**WRITTEN REQUEST:**
List each line of the data that holds the string "Declaration".

**MATERIAL FOR THE TASK:**
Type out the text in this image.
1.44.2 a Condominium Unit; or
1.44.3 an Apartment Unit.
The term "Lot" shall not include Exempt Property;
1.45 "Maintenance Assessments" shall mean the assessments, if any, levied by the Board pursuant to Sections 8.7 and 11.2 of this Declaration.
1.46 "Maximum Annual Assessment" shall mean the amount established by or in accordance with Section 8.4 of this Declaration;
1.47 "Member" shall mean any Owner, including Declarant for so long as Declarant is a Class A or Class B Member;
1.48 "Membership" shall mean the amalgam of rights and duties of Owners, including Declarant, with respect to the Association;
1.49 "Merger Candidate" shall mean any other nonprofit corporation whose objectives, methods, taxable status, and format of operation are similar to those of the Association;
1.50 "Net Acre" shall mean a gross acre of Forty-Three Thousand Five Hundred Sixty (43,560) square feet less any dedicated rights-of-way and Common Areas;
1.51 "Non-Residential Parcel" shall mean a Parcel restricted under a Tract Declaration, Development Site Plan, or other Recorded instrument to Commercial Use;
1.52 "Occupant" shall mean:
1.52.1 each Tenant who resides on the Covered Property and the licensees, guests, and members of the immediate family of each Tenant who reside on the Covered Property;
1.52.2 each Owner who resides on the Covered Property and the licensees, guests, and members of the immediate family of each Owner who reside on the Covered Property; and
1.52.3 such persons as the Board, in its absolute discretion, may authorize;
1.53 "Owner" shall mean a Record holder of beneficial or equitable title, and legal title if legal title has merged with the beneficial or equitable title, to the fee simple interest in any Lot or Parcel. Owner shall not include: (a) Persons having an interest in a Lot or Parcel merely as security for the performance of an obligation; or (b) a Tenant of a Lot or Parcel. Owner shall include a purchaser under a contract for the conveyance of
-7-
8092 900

* * *

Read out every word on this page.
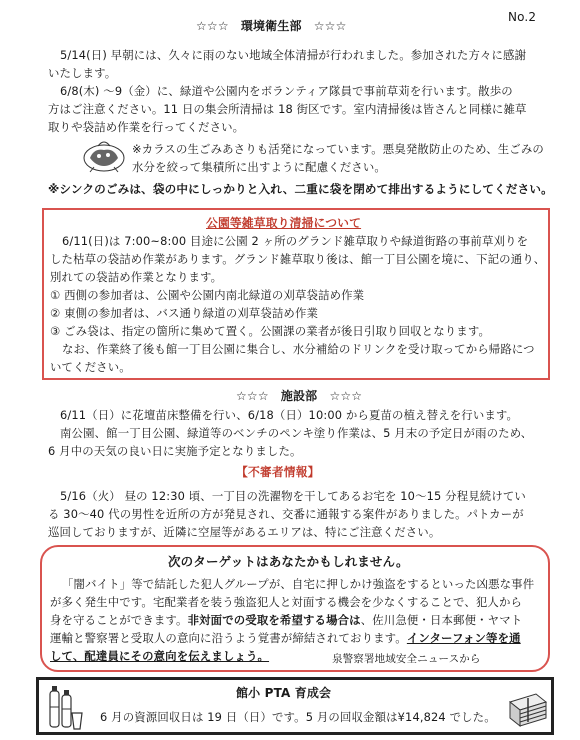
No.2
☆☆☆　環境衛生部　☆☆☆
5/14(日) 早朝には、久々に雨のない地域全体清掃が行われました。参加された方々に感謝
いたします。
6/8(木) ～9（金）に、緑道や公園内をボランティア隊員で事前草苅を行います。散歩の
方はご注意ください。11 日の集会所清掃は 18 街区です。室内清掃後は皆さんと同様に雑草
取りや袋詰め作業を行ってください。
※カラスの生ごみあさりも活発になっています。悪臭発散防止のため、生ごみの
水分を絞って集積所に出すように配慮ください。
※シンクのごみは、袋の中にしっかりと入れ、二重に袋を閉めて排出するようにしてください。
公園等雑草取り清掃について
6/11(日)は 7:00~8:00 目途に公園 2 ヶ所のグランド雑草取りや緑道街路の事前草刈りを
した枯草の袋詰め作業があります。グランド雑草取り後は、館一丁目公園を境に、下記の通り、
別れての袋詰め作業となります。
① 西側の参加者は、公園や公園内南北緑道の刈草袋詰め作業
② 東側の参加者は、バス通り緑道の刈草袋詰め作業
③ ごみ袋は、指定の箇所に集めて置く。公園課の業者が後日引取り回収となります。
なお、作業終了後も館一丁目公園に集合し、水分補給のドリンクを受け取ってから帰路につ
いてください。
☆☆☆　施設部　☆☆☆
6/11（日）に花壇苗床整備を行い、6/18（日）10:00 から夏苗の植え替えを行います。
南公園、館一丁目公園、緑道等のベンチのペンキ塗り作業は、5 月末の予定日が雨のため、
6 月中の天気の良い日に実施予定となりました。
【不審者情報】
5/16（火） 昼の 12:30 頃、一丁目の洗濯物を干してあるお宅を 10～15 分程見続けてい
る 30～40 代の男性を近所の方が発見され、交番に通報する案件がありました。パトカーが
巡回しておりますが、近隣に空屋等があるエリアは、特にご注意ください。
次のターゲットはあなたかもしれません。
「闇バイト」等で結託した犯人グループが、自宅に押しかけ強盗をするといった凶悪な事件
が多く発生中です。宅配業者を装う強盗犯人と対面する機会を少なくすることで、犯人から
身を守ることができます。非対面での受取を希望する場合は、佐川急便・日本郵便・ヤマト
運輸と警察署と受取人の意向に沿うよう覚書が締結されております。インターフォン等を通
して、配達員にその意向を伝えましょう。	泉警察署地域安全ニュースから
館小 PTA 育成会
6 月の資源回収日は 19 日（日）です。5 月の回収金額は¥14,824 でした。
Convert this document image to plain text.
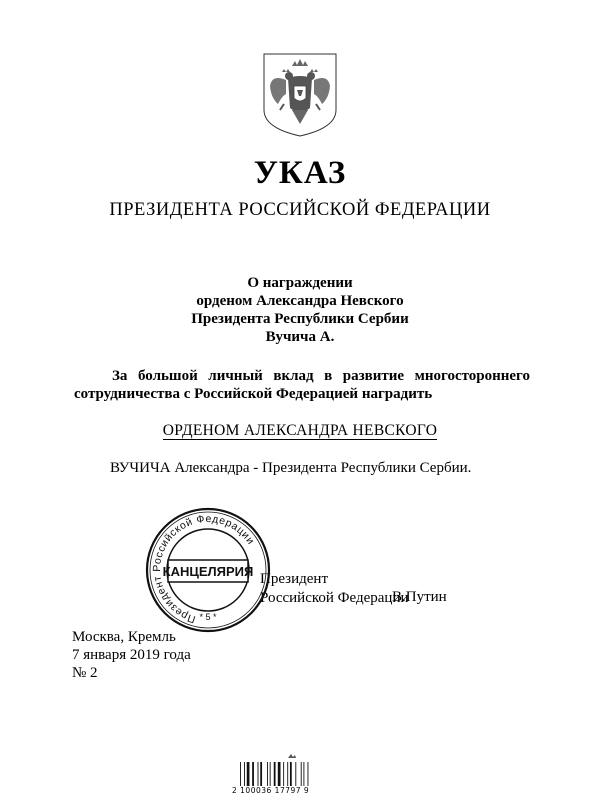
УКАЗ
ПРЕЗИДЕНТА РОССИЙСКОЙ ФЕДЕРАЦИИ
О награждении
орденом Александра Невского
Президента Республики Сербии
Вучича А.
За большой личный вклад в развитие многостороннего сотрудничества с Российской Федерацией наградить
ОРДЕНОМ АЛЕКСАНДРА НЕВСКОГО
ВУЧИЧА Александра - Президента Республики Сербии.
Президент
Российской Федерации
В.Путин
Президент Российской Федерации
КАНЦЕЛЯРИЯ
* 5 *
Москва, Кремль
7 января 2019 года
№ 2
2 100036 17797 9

**ANSWER FOR THE TASK:**
1.45 "Maintenance Assessments" shall mean the assessments, if any, levied by the Board pursuant to Sections 8.7 and 11.2 of this Declaration.
1.46 "Maximum Annual Assessment" shall mean the amount established by or in accordance with Section 8.4 of this Declaration;
1.51 "Non-Residential Parcel" shall mean a Parcel restricted under a Tract Declaration, Development Site Plan, or other Recorded instrument to Commercial Use;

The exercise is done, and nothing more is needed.